--- start Entries shown ---

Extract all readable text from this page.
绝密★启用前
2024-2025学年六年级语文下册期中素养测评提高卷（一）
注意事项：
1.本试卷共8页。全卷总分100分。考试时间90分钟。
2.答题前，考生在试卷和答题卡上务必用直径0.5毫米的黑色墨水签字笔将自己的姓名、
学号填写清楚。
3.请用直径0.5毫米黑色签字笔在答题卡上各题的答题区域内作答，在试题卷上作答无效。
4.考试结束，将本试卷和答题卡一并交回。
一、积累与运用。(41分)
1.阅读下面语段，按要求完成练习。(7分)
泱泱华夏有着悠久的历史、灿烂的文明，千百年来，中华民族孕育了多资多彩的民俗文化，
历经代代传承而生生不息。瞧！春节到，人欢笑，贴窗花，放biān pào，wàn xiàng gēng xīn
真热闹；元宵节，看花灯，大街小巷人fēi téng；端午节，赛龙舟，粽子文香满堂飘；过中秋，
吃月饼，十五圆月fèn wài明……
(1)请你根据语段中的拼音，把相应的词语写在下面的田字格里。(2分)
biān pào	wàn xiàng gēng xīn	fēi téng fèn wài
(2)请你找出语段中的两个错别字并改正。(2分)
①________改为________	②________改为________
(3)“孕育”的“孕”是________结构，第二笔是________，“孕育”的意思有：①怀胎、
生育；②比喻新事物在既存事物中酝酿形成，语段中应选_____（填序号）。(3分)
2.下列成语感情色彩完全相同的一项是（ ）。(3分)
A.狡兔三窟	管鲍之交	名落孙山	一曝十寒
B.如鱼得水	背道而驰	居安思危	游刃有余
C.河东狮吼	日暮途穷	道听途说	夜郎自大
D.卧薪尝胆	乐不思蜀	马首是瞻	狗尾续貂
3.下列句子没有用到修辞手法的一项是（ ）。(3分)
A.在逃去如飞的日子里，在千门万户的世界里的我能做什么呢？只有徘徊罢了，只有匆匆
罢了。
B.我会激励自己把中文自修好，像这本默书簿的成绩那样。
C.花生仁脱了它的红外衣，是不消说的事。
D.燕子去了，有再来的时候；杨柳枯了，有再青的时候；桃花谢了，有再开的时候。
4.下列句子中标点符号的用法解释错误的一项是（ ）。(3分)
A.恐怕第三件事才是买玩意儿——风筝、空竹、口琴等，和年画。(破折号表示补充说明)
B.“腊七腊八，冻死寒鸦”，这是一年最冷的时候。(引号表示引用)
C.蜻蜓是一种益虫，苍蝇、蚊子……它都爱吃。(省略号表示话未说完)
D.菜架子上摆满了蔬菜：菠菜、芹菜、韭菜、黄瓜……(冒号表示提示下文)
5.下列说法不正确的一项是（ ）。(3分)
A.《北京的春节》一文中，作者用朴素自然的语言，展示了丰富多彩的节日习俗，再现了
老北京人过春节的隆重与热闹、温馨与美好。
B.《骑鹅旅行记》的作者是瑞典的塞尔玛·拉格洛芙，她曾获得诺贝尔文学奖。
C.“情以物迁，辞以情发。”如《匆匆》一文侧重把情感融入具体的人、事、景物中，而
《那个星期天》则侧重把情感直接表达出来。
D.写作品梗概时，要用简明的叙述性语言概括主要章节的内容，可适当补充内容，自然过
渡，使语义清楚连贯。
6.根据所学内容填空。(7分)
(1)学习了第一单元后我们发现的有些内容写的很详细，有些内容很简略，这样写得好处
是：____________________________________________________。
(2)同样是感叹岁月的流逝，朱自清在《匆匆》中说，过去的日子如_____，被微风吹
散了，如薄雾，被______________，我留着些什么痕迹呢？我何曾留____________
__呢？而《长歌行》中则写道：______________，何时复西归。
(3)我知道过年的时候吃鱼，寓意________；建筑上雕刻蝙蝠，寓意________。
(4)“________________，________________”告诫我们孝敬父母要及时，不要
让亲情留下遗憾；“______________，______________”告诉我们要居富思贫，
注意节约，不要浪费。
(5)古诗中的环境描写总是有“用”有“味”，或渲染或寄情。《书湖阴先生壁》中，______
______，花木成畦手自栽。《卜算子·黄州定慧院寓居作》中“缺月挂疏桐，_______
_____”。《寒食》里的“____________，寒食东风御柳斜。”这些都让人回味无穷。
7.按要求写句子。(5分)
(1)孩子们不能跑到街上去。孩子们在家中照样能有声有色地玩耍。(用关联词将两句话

--- end Entries shown ---

Requirements = Reproduce each entry from the records above, character for character.

Correct result =
Extract all readable text from this page.
绝密★启用前
2024-2025学年六年级语文下册期中素养测评提高卷（一）
注意事项：
1.本试卷共8页。全卷总分100分。考试时间90分钟。
2.答题前，考生在试卷和答题卡上务必用直径0.5毫米的黑色墨水签字笔将自己的姓名、
学号填写清楚。
3.请用直径0.5毫米黑色签字笔在答题卡上各题的答题区域内作答，在试题卷上作答无效。
4.考试结束，将本试卷和答题卡一并交回。
一、积累与运用。(41分)
1.阅读下面语段，按要求完成练习。(7分)
泱泱华夏有着悠久的历史、灿烂的文明，千百年来，中华民族孕育了多资多彩的民俗文化，
历经代代传承而生生不息。瞧！春节到，人欢笑，贴窗花，放biān pào，wàn xiàng gēng xīn
真热闹；元宵节，看花灯，大街小巷人fēi téng；端午节，赛龙舟，粽子文香满堂飘；过中秋，
吃月饼，十五圆月fèn wài明……
(1)请你根据语段中的拼音，把相应的词语写在下面的田字格里。(2分)
biān pào	wàn xiàng gēng xīn	fēi téng fèn wài
(2)请你找出语段中的两个错别字并改正。(2分)
①________改为________	②________改为________
(3)“孕育”的“孕”是________结构，第二笔是________，“孕育”的意思有：①怀胎、
生育；②比喻新事物在既存事物中酝酿形成，语段中应选_____（填序号）。(3分)
2.下列成语感情色彩完全相同的一项是（ ）。(3分)
A.狡兔三窟	管鲍之交	名落孙山	一曝十寒
B.如鱼得水	背道而驰	居安思危	游刃有余
C.河东狮吼	日暮途穷	道听途说	夜郎自大
D.卧薪尝胆	乐不思蜀	马首是瞻	狗尾续貂
3.下列句子没有用到修辞手法的一项是（ ）。(3分)
A.在逃去如飞的日子里，在千门万户的世界里的我能做什么呢？只有徘徊罢了，只有匆匆
罢了。
B.我会激励自己把中文自修好，像这本默书簿的成绩那样。
C.花生仁脱了它的红外衣，是不消说的事。
D.燕子去了，有再来的时候；杨柳枯了，有再青的时候；桃花谢了，有再开的时候。
4.下列句子中标点符号的用法解释错误的一项是（ ）。(3分)
A.恐怕第三件事才是买玩意儿——风筝、空竹、口琴等，和年画。(破折号表示补充说明)
B.“腊七腊八，冻死寒鸦”，这是一年最冷的时候。(引号表示引用)
C.蜻蜓是一种益虫，苍蝇、蚊子……它都爱吃。(省略号表示话未说完)
D.菜架子上摆满了蔬菜：菠菜、芹菜、韭菜、黄瓜……(冒号表示提示下文)
5.下列说法不正确的一项是（ ）。(3分)
A.《北京的春节》一文中，作者用朴素自然的语言，展示了丰富多彩的节日习俗，再现了
老北京人过春节的隆重与热闹、温馨与美好。
B.《骑鹅旅行记》的作者是瑞典的塞尔玛·拉格洛芙，她曾获得诺贝尔文学奖。
C.“情以物迁，辞以情发。”如《匆匆》一文侧重把情感融入具体的人、事、景物中，而
《那个星期天》则侧重把情感直接表达出来。
D.写作品梗概时，要用简明的叙述性语言概括主要章节的内容，可适当补充内容，自然过
渡，使语义清楚连贯。
6.根据所学内容填空。(7分)
(1)学习了第一单元后我们发现的有些内容写的很详细，有些内容很简略，这样写得好处
是：____________________________________________________。
(2)同样是感叹岁月的流逝，朱自清在《匆匆》中说，过去的日子如_____，被微风吹
散了，如薄雾，被______________，我留着些什么痕迹呢？我何曾留____________
__呢？而《长歌行》中则写道：______________，何时复西归。
(3)我知道过年的时候吃鱼，寓意________；建筑上雕刻蝙蝠，寓意________。
(4)“________________，________________”告诫我们孝敬父母要及时，不要
让亲情留下遗憾；“______________，______________”告诉我们要居富思贫，
注意节约，不要浪费。
(5)古诗中的环境描写总是有“用”有“味”，或渲染或寄情。《书湖阴先生壁》中，______
______，花木成畦手自栽。《卜算子·黄州定慧院寓居作》中“缺月挂疏桐，_______
_____”。《寒食》里的“____________，寒食东风御柳斜。”这些都让人回味无穷。
7.按要求写句子。(5分)
(1)孩子们不能跑到街上去。孩子们在家中照样能有声有色地玩耍。(用关联词将两句话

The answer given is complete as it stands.